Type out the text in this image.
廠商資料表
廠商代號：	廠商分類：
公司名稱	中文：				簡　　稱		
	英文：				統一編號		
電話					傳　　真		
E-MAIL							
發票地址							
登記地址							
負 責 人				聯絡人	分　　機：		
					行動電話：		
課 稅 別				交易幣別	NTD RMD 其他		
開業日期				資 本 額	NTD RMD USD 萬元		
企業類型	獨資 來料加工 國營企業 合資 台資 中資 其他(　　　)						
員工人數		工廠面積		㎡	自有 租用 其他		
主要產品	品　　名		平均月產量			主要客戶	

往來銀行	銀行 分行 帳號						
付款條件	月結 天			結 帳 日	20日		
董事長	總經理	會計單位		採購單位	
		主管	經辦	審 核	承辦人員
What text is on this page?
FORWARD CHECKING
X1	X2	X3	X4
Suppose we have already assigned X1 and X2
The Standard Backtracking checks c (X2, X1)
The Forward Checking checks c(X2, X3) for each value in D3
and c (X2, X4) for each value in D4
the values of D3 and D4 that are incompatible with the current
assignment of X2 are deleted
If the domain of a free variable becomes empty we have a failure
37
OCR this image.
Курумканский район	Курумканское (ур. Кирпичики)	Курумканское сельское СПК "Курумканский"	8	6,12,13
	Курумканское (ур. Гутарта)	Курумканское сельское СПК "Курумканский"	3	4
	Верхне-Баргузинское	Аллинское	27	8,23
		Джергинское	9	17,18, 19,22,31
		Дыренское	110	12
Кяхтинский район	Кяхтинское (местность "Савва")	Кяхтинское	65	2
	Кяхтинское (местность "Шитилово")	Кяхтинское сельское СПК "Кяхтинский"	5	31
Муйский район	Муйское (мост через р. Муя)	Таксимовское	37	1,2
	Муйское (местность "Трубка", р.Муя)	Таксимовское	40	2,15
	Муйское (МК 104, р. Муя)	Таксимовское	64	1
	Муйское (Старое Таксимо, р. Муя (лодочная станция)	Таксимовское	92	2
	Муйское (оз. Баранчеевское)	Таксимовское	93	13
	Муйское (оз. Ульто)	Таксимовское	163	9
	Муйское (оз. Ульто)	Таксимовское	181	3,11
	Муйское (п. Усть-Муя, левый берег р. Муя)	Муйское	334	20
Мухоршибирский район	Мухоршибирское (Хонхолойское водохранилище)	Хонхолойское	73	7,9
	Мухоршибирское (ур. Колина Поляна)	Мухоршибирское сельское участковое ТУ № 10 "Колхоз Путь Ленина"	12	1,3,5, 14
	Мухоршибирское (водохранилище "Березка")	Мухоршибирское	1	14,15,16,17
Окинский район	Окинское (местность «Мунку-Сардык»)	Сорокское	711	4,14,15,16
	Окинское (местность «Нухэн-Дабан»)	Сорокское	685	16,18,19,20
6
--
(WHAT THE TASK REQUIRES)
Reproduce each line verbatim.

(EXERCISE RESULT)
Type out the text in this image.
廠商資料表
廠商代號：	廠商分類：
公司名稱	中文：				簡　　稱		
	英文：				統一編號		
電話					傳　　真		
E-MAIL							
發票地址							
登記地址							
負 責 人				聯絡人	分　　機：		
					行動電話：		
課 稅 別				交易幣別	NTD RMD 其他		
開業日期				資 本 額	NTD RMD USD 萬元		
企業類型	獨資 來料加工 國營企業 合資 台資 中資 其他(　　　)						
員工人數		工廠面積		㎡	自有 租用 其他		
主要產品	品　　名		平均月產量			主要客戶	

往來銀行	銀行 分行 帳號						
付款條件	月結 天			結 帳 日	20日		
董事長	總經理	會計單位		採購單位	
		主管	經辦	審 核	承辦人員
What text is on this page?
FORWARD CHECKING
X1	X2	X3	X4
Suppose we have already assigned X1 and X2
The Standard Backtracking checks c (X2, X1)
The Forward Checking checks c(X2, X3) for each value in D3
and c (X2, X4) for each value in D4
the values of D3 and D4 that are incompatible with the current
assignment of X2 are deleted
If the domain of a free variable becomes empty we have a failure
37
OCR this image.
Курумканский район	Курумканское (ур. Кирпичики)	Курумканское сельское СПК "Курумканский"	8	6,12,13
	Курумканское (ур. Гутарта)	Курумканское сельское СПК "Курумканский"	3	4
	Верхне-Баргузинское	Аллинское	27	8,23
		Джергинское	9	17,18, 19,22,31
		Дыренское	110	12
Кяхтинский район	Кяхтинское (местность "Савва")	Кяхтинское	65	2
	Кяхтинское (местность "Шитилово")	Кяхтинское сельское СПК "Кяхтинский"	5	31
Муйский район	Муйское (мост через р. Муя)	Таксимовское	37	1,2
	Муйское (местность "Трубка", р.Муя)	Таксимовское	40	2,15
	Муйское (МК 104, р. Муя)	Таксимовское	64	1
	Муйское (Старое Таксимо, р. Муя (лодочная станция)	Таксимовское	92	2
	Муйское (оз. Баранчеевское)	Таксимовское	93	13
	Муйское (оз. Ульто)	Таксимовское	163	9
	Муйское (оз. Ульто)	Таксимовское	181	3,11
	Муйское (п. Усть-Муя, левый берег р. Муя)	Муйское	334	20
Мухоршибирский район	Мухоршибирское (Хонхолойское водохранилище)	Хонхолойское	73	7,9
	Мухоршибирское (ур. Колина Поляна)	Мухоршибирское сельское участковое ТУ № 10 "Колхоз Путь Ленина"	12	1,3,5, 14
	Мухоршибирское (водохранилище "Березка")	Мухоршибирское	1	14,15,16,17
Окинский район	Окинское (местность «Мунку-Сардык»)	Сорокское	711	4,14,15,16
	Окинское (местность «Нухэн-Дабан»)	Сорокское	685	16,18,19,20
6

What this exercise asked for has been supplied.